- _Collected data entries_:

╭──

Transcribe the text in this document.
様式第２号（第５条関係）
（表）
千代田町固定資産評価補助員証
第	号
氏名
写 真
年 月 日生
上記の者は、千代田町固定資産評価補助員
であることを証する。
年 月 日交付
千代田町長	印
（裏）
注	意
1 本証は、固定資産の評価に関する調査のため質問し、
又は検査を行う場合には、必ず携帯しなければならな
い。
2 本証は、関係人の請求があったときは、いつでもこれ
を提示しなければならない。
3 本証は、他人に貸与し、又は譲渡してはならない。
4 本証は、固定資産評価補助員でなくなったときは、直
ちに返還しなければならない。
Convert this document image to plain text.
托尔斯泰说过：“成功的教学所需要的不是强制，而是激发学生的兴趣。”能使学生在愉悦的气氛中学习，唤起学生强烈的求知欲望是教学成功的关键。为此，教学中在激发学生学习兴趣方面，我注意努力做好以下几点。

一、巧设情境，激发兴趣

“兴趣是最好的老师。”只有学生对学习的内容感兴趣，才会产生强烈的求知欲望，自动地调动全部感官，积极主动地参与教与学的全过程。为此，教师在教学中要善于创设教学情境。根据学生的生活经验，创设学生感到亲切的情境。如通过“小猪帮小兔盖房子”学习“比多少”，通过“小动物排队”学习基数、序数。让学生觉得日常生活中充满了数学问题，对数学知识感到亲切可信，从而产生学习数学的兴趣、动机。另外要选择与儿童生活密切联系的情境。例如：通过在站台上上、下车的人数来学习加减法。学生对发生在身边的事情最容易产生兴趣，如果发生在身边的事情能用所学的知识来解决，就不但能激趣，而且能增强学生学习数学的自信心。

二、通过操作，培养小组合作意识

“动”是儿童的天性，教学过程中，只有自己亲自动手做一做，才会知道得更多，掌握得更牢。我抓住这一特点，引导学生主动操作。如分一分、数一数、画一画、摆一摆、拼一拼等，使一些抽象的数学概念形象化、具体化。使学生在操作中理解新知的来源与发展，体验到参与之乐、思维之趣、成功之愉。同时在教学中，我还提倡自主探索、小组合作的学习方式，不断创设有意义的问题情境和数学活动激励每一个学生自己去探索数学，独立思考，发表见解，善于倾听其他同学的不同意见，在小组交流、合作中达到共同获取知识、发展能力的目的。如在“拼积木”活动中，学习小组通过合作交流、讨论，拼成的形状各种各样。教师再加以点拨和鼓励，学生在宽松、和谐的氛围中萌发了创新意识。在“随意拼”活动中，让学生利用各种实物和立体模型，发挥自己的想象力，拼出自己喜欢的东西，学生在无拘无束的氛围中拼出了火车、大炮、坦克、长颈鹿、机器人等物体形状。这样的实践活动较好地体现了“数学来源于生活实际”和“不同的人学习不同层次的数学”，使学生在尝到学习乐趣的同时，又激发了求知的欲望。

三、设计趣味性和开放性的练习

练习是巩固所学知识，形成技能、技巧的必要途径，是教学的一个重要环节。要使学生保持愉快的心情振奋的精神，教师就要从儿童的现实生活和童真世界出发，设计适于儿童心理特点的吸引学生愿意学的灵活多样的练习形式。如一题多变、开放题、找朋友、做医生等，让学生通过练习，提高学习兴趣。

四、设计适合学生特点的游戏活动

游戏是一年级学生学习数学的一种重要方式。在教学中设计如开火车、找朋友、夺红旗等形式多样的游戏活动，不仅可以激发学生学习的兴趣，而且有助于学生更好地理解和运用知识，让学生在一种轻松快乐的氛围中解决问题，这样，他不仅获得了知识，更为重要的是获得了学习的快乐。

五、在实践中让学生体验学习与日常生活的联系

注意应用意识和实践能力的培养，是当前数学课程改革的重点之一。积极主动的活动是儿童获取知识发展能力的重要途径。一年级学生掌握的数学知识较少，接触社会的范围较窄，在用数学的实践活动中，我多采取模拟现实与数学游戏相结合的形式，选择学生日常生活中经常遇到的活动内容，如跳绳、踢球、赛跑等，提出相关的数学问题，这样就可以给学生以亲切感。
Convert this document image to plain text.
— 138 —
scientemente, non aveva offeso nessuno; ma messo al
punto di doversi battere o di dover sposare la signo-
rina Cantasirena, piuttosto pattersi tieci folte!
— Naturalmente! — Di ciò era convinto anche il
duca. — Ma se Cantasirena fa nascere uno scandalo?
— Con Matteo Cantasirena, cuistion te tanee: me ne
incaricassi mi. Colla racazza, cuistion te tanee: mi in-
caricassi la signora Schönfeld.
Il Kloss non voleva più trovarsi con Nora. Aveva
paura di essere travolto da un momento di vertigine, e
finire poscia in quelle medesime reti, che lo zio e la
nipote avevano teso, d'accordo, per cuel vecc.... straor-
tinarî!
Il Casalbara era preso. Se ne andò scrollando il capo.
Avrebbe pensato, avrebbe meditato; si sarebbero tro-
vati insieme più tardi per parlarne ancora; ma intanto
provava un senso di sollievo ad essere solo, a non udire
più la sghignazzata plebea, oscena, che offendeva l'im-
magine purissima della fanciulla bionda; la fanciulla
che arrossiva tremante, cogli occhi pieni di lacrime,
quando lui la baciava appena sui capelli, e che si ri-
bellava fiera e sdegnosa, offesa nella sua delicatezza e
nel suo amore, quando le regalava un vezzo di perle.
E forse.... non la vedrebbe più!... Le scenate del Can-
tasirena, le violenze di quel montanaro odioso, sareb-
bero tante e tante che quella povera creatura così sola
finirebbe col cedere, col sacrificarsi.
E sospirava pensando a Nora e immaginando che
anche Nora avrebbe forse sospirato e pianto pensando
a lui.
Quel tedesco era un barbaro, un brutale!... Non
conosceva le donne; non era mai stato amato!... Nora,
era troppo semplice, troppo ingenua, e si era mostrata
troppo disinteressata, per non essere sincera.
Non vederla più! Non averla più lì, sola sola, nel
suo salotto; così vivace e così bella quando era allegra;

╰──

- _AIM OF THE TASK_: Copy out each line of the records that holds the string "così".

- _THE OUTPUT_:
bero tante e tante che quella povera creatura così sola
suo salotto; così vivace e così bella quando era allegra;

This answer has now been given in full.